◆ **Given task**: Update the material starting at the line containing "Patent image size: (962, 999)." and ending at the line containing "The annulus 310 is at (599, 405).", replacing "multi-barrier" with "multiple-barrier". Return only those lines, with everything else left unchanged.

◆ **Supplied material**:
▼

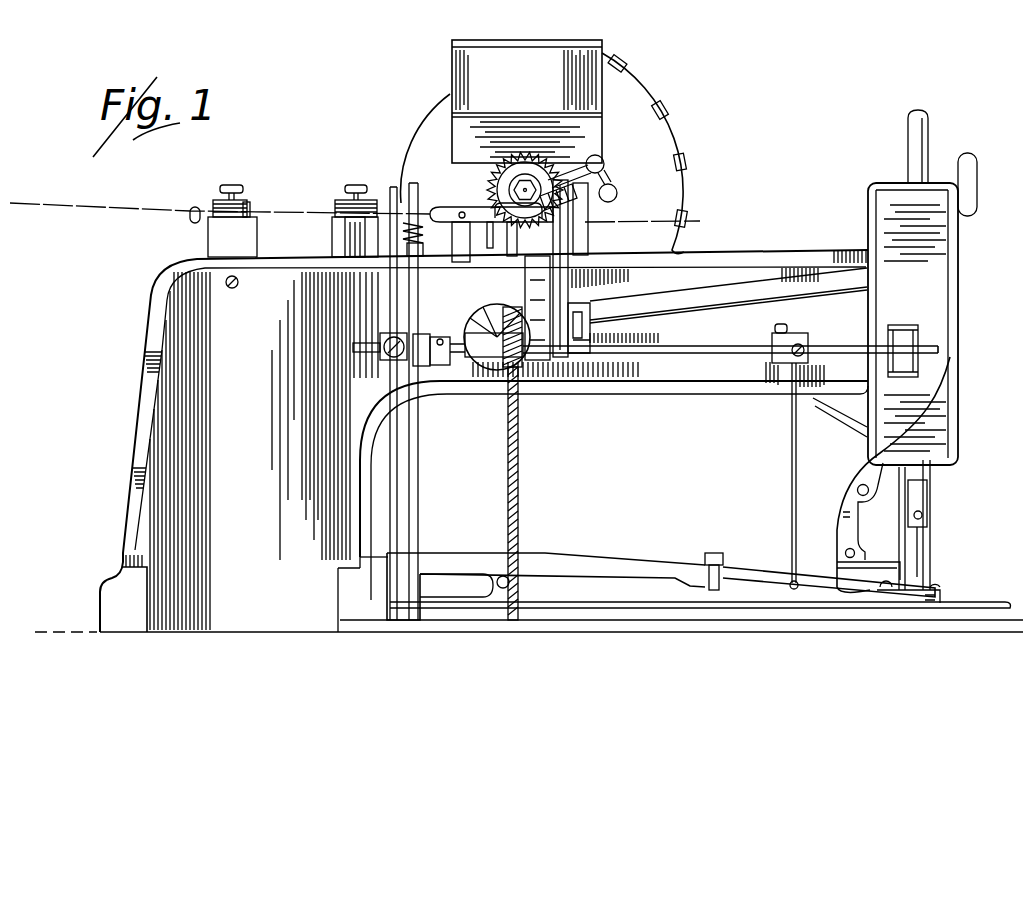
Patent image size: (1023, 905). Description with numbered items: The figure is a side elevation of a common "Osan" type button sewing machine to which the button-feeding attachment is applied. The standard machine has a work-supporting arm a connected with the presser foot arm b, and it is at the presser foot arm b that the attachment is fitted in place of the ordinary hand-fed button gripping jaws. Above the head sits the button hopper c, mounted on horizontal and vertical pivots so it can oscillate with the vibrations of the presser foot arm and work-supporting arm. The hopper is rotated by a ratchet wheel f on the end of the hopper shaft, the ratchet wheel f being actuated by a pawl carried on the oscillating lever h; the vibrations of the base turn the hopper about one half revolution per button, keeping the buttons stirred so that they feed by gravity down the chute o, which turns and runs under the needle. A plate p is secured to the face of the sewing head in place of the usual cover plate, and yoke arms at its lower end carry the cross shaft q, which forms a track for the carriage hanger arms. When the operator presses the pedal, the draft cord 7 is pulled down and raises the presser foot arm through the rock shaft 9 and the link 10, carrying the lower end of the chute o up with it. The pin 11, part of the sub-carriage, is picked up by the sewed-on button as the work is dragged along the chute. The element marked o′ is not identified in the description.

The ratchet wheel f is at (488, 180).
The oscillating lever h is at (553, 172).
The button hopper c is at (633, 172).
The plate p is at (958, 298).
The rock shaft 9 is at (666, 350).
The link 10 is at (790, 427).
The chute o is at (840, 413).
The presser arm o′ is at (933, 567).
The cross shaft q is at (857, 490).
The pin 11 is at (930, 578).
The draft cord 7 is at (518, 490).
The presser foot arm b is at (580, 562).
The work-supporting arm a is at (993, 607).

▲
▼

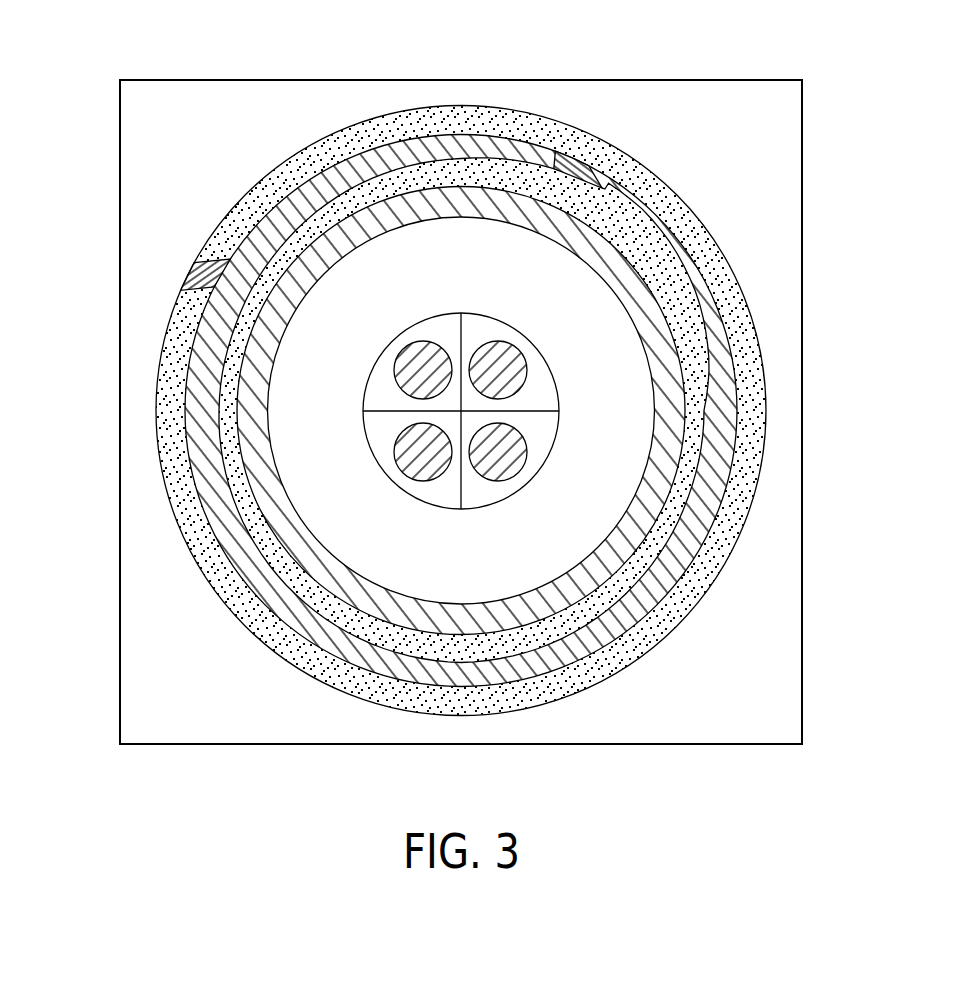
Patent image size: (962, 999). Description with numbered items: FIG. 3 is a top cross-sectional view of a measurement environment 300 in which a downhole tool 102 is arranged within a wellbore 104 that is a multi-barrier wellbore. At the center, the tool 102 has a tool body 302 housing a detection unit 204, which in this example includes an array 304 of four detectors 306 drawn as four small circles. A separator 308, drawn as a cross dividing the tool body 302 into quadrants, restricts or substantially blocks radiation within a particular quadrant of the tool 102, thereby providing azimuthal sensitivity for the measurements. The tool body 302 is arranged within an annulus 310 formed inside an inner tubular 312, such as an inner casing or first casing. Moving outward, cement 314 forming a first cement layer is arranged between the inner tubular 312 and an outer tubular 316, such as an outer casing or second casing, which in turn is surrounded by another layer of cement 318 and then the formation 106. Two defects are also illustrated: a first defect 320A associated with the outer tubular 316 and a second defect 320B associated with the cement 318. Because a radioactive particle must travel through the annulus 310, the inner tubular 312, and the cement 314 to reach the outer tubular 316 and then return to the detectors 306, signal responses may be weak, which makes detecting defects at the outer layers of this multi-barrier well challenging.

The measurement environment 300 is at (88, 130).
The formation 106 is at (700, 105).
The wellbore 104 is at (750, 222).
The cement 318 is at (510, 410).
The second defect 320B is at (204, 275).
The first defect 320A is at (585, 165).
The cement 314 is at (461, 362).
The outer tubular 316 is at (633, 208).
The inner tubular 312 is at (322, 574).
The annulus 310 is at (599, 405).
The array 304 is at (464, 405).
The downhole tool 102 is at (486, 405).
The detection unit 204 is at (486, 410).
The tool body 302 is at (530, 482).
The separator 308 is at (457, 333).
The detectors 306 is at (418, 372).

▲
▼

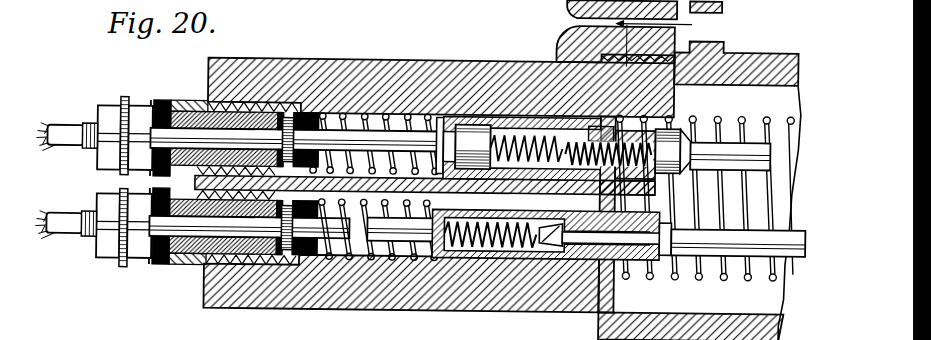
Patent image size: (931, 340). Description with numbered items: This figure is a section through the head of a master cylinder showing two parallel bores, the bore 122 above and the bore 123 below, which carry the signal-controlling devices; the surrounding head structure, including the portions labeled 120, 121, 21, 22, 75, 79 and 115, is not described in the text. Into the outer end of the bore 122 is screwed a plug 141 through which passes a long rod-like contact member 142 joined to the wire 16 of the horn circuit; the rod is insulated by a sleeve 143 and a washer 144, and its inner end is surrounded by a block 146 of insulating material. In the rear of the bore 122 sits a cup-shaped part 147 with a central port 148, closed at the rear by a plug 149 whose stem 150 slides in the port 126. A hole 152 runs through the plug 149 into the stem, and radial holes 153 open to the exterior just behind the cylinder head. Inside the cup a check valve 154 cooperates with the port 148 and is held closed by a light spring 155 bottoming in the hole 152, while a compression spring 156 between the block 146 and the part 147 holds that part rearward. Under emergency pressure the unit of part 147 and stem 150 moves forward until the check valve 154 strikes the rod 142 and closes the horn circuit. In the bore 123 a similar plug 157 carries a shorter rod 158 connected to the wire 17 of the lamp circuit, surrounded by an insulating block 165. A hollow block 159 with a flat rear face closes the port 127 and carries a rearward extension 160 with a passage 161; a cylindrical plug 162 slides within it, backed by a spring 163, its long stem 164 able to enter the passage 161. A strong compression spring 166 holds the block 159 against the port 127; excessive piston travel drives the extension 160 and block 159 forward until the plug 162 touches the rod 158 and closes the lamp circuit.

▲

◆ **Answer below**:
Patent image size: (962, 999). Description with numbered items: FIG. 3 is a top cross-sectional view of a measurement environment 300 in which a downhole tool 102 is arranged within a wellbore 104 that is a multiple-barrier wellbore. At the center, the tool 102 has a tool body 302 housing a detection unit 204, which in this example includes an array 304 of four detectors 306 drawn as four small circles. A separator 308, drawn as a cross dividing the tool body 302 into quadrants, restricts or substantially blocks radiation within a particular quadrant of the tool 102, thereby providing azimuthal sensitivity for the measurements. The tool body 302 is arranged within an annulus 310 formed inside an inner tubular 312, such as an inner casing or first casing. Moving outward, cement 314 forming a first cement layer is arranged between the inner tubular 312 and an outer tubular 316, such as an outer casing or second casing, which in turn is surrounded by another layer of cement 318 and then the formation 106. Two defects are also illustrated: a first defect 320A associated with the outer tubular 316 and a second defect 320B associated with the cement 318. Because a radioactive particle must travel through the annulus 310, the inner tubular 312, and the cement 314 to reach the outer tubular 316 and then return to the detectors 306, signal responses may be weak, which makes detecting defects at the outer layers of this multiple-barrier well challenging.

The measurement environment 300 is at (88, 130).
The formation 106 is at (700, 105).
The wellbore 104 is at (750, 222).
The cement 318 is at (510, 410).
The second defect 320B is at (204, 275).
The first defect 320A is at (585, 165).
The cement 314 is at (461, 362).
The outer tubular 316 is at (633, 208).
The inner tubular 312 is at (322, 574).
The annulus 310 is at (599, 405).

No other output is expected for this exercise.